begin

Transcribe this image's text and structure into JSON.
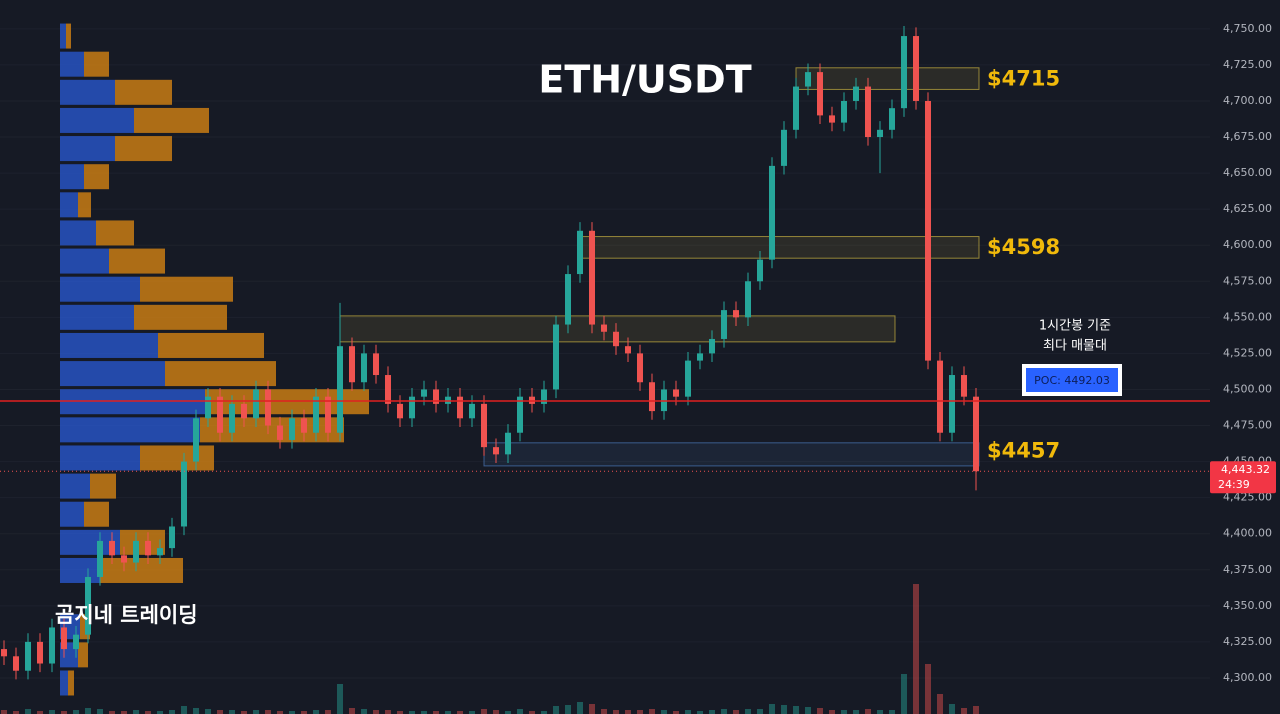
{
  "chart_data": {
    "type": "candlestick",
    "title": "ETH/USDT",
    "watermark": "곰지네 트레이딩",
    "ylim": [
      4275,
      4770
    ],
    "yticks": [
      {
        "value": 4300,
        "label": "4,300.00"
      },
      {
        "value": 4325,
        "label": "4,325.00"
      },
      {
        "value": 4350,
        "label": "4,350.00"
      },
      {
        "value": 4375,
        "label": "4,375.00"
      },
      {
        "value": 4400,
        "label": "4,400.00"
      },
      {
        "value": 4425,
        "label": "4,425.00"
      },
      {
        "value": 4450,
        "label": "4,450.00"
      },
      {
        "value": 4475,
        "label": "4,475.00"
      },
      {
        "value": 4500,
        "label": "4,500.00"
      },
      {
        "value": 4525,
        "label": "4,525.00"
      },
      {
        "value": 4550,
        "label": "4,550.00"
      },
      {
        "value": 4575,
        "label": "4,575.00"
      },
      {
        "value": 4600,
        "label": "4,600.00"
      },
      {
        "value": 4625,
        "label": "4,625.00"
      },
      {
        "value": 4650,
        "label": "4,650.00"
      },
      {
        "value": 4675,
        "label": "4,675.00"
      },
      {
        "value": 4700,
        "label": "4,700.00"
      },
      {
        "value": 4725,
        "label": "4,725.00"
      },
      {
        "value": 4750,
        "label": "4,750.00"
      }
    ],
    "up_color": "#26a69a",
    "down_color": "#ef5350",
    "candles": {
      "open": [
        4320,
        4315,
        4305,
        4325,
        4310,
        4335,
        4320,
        4330,
        4370,
        4395,
        4385,
        4380,
        4395,
        4385,
        4390,
        4405,
        4450,
        4480,
        4495,
        4470,
        4490,
        4480,
        4500,
        4475,
        4465,
        4480,
        4470,
        4495,
        4470,
        4530,
        4505,
        4525,
        4510,
        4490,
        4480,
        4495,
        4500,
        4490,
        4495,
        4480,
        4490,
        4460,
        4455,
        4470,
        4495,
        4490,
        4500,
        4545,
        4580,
        4610,
        4545,
        4540,
        4530,
        4525,
        4505,
        4485,
        4500,
        4495,
        4520,
        4525,
        4535,
        4555,
        4550,
        4575,
        4590,
        4655,
        4680,
        4710,
        4720,
        4690,
        4685,
        4700,
        4710,
        4675,
        4680,
        4695,
        4745,
        4700,
        4520,
        4470,
        4510,
        4495
      ],
      "high": [
        4326,
        4321,
        4331,
        4331,
        4341,
        4341,
        4336,
        4376,
        4401,
        4401,
        4391,
        4401,
        4401,
        4396,
        4411,
        4456,
        4486,
        4501,
        4501,
        4496,
        4496,
        4506,
        4506,
        4481,
        4486,
        4486,
        4501,
        4501,
        4560,
        4536,
        4531,
        4531,
        4516,
        4496,
        4501,
        4506,
        4506,
        4501,
        4501,
        4496,
        4496,
        4466,
        4476,
        4501,
        4501,
        4506,
        4551,
        4586,
        4616,
        4616,
        4551,
        4546,
        4536,
        4531,
        4511,
        4506,
        4506,
        4526,
        4531,
        4541,
        4561,
        4561,
        4581,
        4596,
        4661,
        4686,
        4716,
        4726,
        4726,
        4696,
        4706,
        4716,
        4716,
        4686,
        4701,
        4752,
        4751,
        4706,
        4526,
        4516,
        4516,
        4501
      ],
      "low": [
        4309,
        4299,
        4299,
        4304,
        4304,
        4314,
        4314,
        4324,
        4364,
        4379,
        4374,
        4374,
        4379,
        4379,
        4384,
        4399,
        4444,
        4474,
        4464,
        4464,
        4474,
        4474,
        4469,
        4459,
        4459,
        4464,
        4464,
        4464,
        4464,
        4499,
        4499,
        4504,
        4484,
        4474,
        4474,
        4489,
        4484,
        4484,
        4474,
        4474,
        4454,
        4449,
        4449,
        4464,
        4484,
        4484,
        4494,
        4539,
        4574,
        4539,
        4534,
        4524,
        4519,
        4499,
        4479,
        4479,
        4489,
        4489,
        4514,
        4519,
        4529,
        4544,
        4544,
        4569,
        4584,
        4649,
        4674,
        4704,
        4684,
        4679,
        4679,
        4694,
        4669,
        4650,
        4674,
        4689,
        4694,
        4514,
        4464,
        4464,
        4489,
        4430
      ],
      "close": [
        4315,
        4305,
        4325,
        4310,
        4335,
        4320,
        4330,
        4370,
        4395,
        4385,
        4380,
        4395,
        4385,
        4390,
        4405,
        4450,
        4480,
        4495,
        4470,
        4490,
        4480,
        4500,
        4475,
        4465,
        4480,
        4470,
        4495,
        4470,
        4530,
        4505,
        4525,
        4510,
        4490,
        4480,
        4495,
        4500,
        4490,
        4495,
        4480,
        4490,
        4460,
        4455,
        4470,
        4495,
        4490,
        4500,
        4545,
        4580,
        4610,
        4545,
        4540,
        4530,
        4525,
        4505,
        4485,
        4500,
        4495,
        4520,
        4525,
        4535,
        4555,
        4550,
        4575,
        4590,
        4655,
        4680,
        4710,
        4720,
        4690,
        4685,
        4700,
        4710,
        4675,
        4680,
        4695,
        4745,
        4700,
        4520,
        4470,
        4510,
        4495,
        4443.32
      ],
      "volume": [
        4,
        3,
        5,
        3,
        4,
        3,
        4,
        6,
        5,
        3,
        3,
        4,
        3,
        3,
        4,
        8,
        6,
        5,
        4,
        4,
        3,
        4,
        4,
        3,
        3,
        3,
        4,
        4,
        30,
        6,
        5,
        4,
        4,
        3,
        3,
        3,
        3,
        3,
        3,
        3,
        5,
        4,
        3,
        5,
        3,
        3,
        8,
        9,
        12,
        10,
        5,
        4,
        4,
        4,
        5,
        4,
        3,
        4,
        3,
        4,
        5,
        4,
        5,
        5,
        10,
        9,
        8,
        7,
        6,
        4,
        4,
        4,
        5,
        4,
        4,
        40,
        130,
        50,
        20,
        10,
        6,
        8
      ]
    },
    "volume_profile": {
      "buy_color": "#2a5bd7",
      "sell_color": "#e08a12",
      "prices": [
        4745,
        4725.5,
        4706,
        4686.5,
        4667,
        4647.5,
        4628,
        4608.5,
        4589,
        4569.5,
        4550,
        4530.5,
        4511,
        4491.5,
        4472,
        4452.5,
        4433,
        4413.5,
        4394,
        4374.5,
        4335.5,
        4316,
        4296.5
      ],
      "buy": [
        6,
        24,
        55,
        74,
        55,
        24,
        18,
        36,
        49,
        80,
        74,
        98,
        105,
        145,
        140,
        80,
        30,
        24,
        60,
        40,
        20,
        18,
        8
      ],
      "sell": [
        5,
        25,
        57,
        75,
        57,
        25,
        13,
        38,
        56,
        93,
        93,
        106,
        111,
        164,
        144,
        74,
        26,
        25,
        45,
        83,
        10,
        10,
        6
      ]
    },
    "zones": [
      {
        "range": [
          4708,
          4723
        ],
        "start": 66,
        "end": 81,
        "value": 4715,
        "label": "$4715"
      },
      {
        "range": [
          4591,
          4606
        ],
        "start": 48,
        "end": 81,
        "value": 4598,
        "label": "$4598"
      },
      {
        "range": [
          4533,
          4551
        ],
        "start": 28,
        "end": 74
      },
      {
        "range": [
          4447,
          4463
        ],
        "start": 40,
        "end": 81,
        "value": 4457,
        "label": "$4457"
      }
    ],
    "poc": {
      "value": 4492.03,
      "label": "POC: 4492.03",
      "note": [
        "1시간봉 기준",
        "최다 매물대"
      ]
    },
    "last_price": {
      "value": 4443.32,
      "label": "4,443.32",
      "countdown": "24:39"
    }
  }
}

end

* _Given request_:
Write the entries above out in full, exactly, with no images.

* _Expected answer_:
Transcribe this image's text and structure into JSON.
{
  "chart_data": {
    "type": "candlestick",
    "title": "ETH/USDT",
    "watermark": "곰지네 트레이딩",
    "ylim": [
      4275,
      4770
    ],
    "yticks": [
      {
        "value": 4300,
        "label": "4,300.00"
      },
      {
        "value": 4325,
        "label": "4,325.00"
      },
      {
        "value": 4350,
        "label": "4,350.00"
      },
      {
        "value": 4375,
        "label": "4,375.00"
      },
      {
        "value": 4400,
        "label": "4,400.00"
      },
      {
        "value": 4425,
        "label": "4,425.00"
      },
      {
        "value": 4450,
        "label": "4,450.00"
      },
      {
        "value": 4475,
        "label": "4,475.00"
      },
      {
        "value": 4500,
        "label": "4,500.00"
      },
      {
        "value": 4525,
        "label": "4,525.00"
      },
      {
        "value": 4550,
        "label": "4,550.00"
      },
      {
        "value": 4575,
        "label": "4,575.00"
      },
      {
        "value": 4600,
        "label": "4,600.00"
      },
      {
        "value": 4625,
        "label": "4,625.00"
      },
      {
        "value": 4650,
        "label": "4,650.00"
      },
      {
        "value": 4675,
        "label": "4,675.00"
      },
      {
        "value": 4700,
        "label": "4,700.00"
      },
      {
        "value": 4725,
        "label": "4,725.00"
      },
      {
        "value": 4750,
        "label": "4,750.00"
      }
    ],
    "up_color": "#26a69a",
    "down_color": "#ef5350",
    "candles": {
      "open": [
        4320,
        4315,
        4305,
        4325,
        4310,
        4335,
        4320,
        4330,
        4370,
        4395,
        4385,
        4380,
        4395,
        4385,
        4390,
        4405,
        4450,
        4480,
        4495,
        4470,
        4490,
        4480,
        4500,
        4475,
        4465,
        4480,
        4470,
        4495,
        4470,
        4530,
        4505,
        4525,
        4510,
        4490,
        4480,
        4495,
        4500,
        4490,
        4495,
        4480,
        4490,
        4460,
        4455,
        4470,
        4495,
        4490,
        4500,
        4545,
        4580,
        4610,
        4545,
        4540,
        4530,
        4525,
        4505,
        4485,
        4500,
        4495,
        4520,
        4525,
        4535,
        4555,
        4550,
        4575,
        4590,
        4655,
        4680,
        4710,
        4720,
        4690,
        4685,
        4700,
        4710,
        4675,
        4680,
        4695,
        4745,
        4700,
        4520,
        4470,
        4510,
        4495
      ],
      "high": [
        4326,
        4321,
        4331,
        4331,
        4341,
        4341,
        4336,
        4376,
        4401,
        4401,
        4391,
        4401,
        4401,
        4396,
        4411,
        4456,
        4486,
        4501,
        4501,
        4496,
        4496,
        4506,
        4506,
        4481,
        4486,
        4486,
        4501,
        4501,
        4560,
        4536,
        4531,
        4531,
        4516,
        4496,
        4501,
        4506,
        4506,
        4501,
        4501,
        4496,
        4496,
        4466,
        4476,
        4501,
        4501,
        4506,
        4551,
        4586,
        4616,
        4616,
        4551,
        4546,
        4536,
        4531,
        4511,
        4506,
        4506,
        4526,
        4531,
        4541,
        4561,
        4561,
        4581,
        4596,
        4661,
        4686,
        4716,
        4726,
        4726,
        4696,
        4706,
        4716,
        4716,
        4686,
        4701,
        4752,
        4751,
        4706,
        4526,
        4516,
        4516,
        4501
      ],
      "low": [
        4309,
        4299,
        4299,
        4304,
        4304,
        4314,
        4314,
        4324,
        4364,
        4379,
        4374,
        4374,
        4379,
        4379,
        4384,
        4399,
        4444,
        4474,
        4464,
        4464,
        4474,
        4474,
        4469,
        4459,
        4459,
        4464,
        4464,
        4464,
        4464,
        4499,
        4499,
        4504,
        4484,
        4474,
        4474,
        4489,
        4484,
        4484,
        4474,
        4474,
        4454,
        4449,
        4449,
        4464,
        4484,
        4484,
        4494,
        4539,
        4574,
        4539,
        4534,
        4524,
        4519,
        4499,
        4479,
        4479,
        4489,
        4489,
        4514,
        4519,
        4529,
        4544,
        4544,
        4569,
        4584,
        4649,
        4674,
        4704,
        4684,
        4679,
        4679,
        4694,
        4669,
        4650,
        4674,
        4689,
        4694,
        4514,
        4464,
        4464,
        4489,
        4430
      ],
      "close": [
        4315,
        4305,
        4325,
        4310,
        4335,
        4320,
        4330,
        4370,
        4395,
        4385,
        4380,
        4395,
        4385,
        4390,
        4405,
        4450,
        4480,
        4495,
        4470,
        4490,
        4480,
        4500,
        4475,
        4465,
        4480,
        4470,
        4495,
        4470,
        4530,
        4505,
        4525,
        4510,
        4490,
        4480,
        4495,
        4500,
        4490,
        4495,
        4480,
        4490,
        4460,
        4455,
        4470,
        4495,
        4490,
        4500,
        4545,
        4580,
        4610,
        4545,
        4540,
        4530,
        4525,
        4505,
        4485,
        4500,
        4495,
        4520,
        4525,
        4535,
        4555,
        4550,
        4575,
        4590,
        4655,
        4680,
        4710,
        4720,
        4690,
        4685,
        4700,
        4710,
        4675,
        4680,
        4695,
        4745,
        4700,
        4520,
        4470,
        4510,
        4495,
        4443.32
      ],
      "volume": [
        4,
        3,
        5,
        3,
        4,
        3,
        4,
        6,
        5,
        3,
        3,
        4,
        3,
        3,
        4,
        8,
        6,
        5,
        4,
        4,
        3,
        4,
        4,
        3,
        3,
        3,
        4,
        4,
        30,
        6,
        5,
        4,
        4,
        3,
        3,
        3,
        3,
        3,
        3,
        3,
        5,
        4,
        3,
        5,
        3,
        3,
        8,
        9,
        12,
        10,
        5,
        4,
        4,
        4,
        5,
        4,
        3,
        4,
        3,
        4,
        5,
        4,
        5,
        5,
        10,
        9,
        8,
        7,
        6,
        4,
        4,
        4,
        5,
        4,
        4,
        40,
        130,
        50,
        20,
        10,
        6,
        8
      ]
    },
    "volume_profile": {
      "buy_color": "#2a5bd7",
      "sell_color": "#e08a12",
      "prices": [
        4745,
        4725.5,
        4706,
        4686.5,
        4667,
        4647.5,
        4628,
        4608.5,
        4589,
        4569.5,
        4550,
        4530.5,
        4511,
        4491.5,
        4472,
        4452.5,
        4433,
        4413.5,
        4394,
        4374.5,
        4335.5,
        4316,
        4296.5
      ],
      "buy": [
        6,
        24,
        55,
        74,
        55,
        24,
        18,
        36,
        49,
        80,
        74,
        98,
        105,
        145,
        140,
        80,
        30,
        24,
        60,
        40,
        20,
        18,
        8
      ],
      "sell": [
        5,
        25,
        57,
        75,
        57,
        25,
        13,
        38,
        56,
        93,
        93,
        106,
        111,
        164,
        144,
        74,
        26,
        25,
        45,
        83,
        10,
        10,
        6
      ]
    },
    "zones": [
      {
        "range": [
          4708,
          4723
        ],
        "start": 66,
        "end": 81,
        "value": 4715,
        "label": "$4715"
      },
      {
        "range": [
          4591,
          4606
        ],
        "start": 48,
        "end": 81,
        "value": 4598,
        "label": "$4598"
      },
      {
        "range": [
          4533,
          4551
        ],
        "start": 28,
        "end": 74
      },
      {
        "range": [
          4447,
          4463
        ],
        "start": 40,
        "end": 81,
        "value": 4457,
        "label": "$4457"
      }
    ],
    "poc": {
      "value": 4492.03,
      "label": "POC: 4492.03",
      "note": [
        "1시간봉 기준",
        "최다 매물대"
      ]
    },
    "last_price": {
      "value": 4443.32,
      "label": "4,443.32",
      "countdown": "24:39"
    }
  }
}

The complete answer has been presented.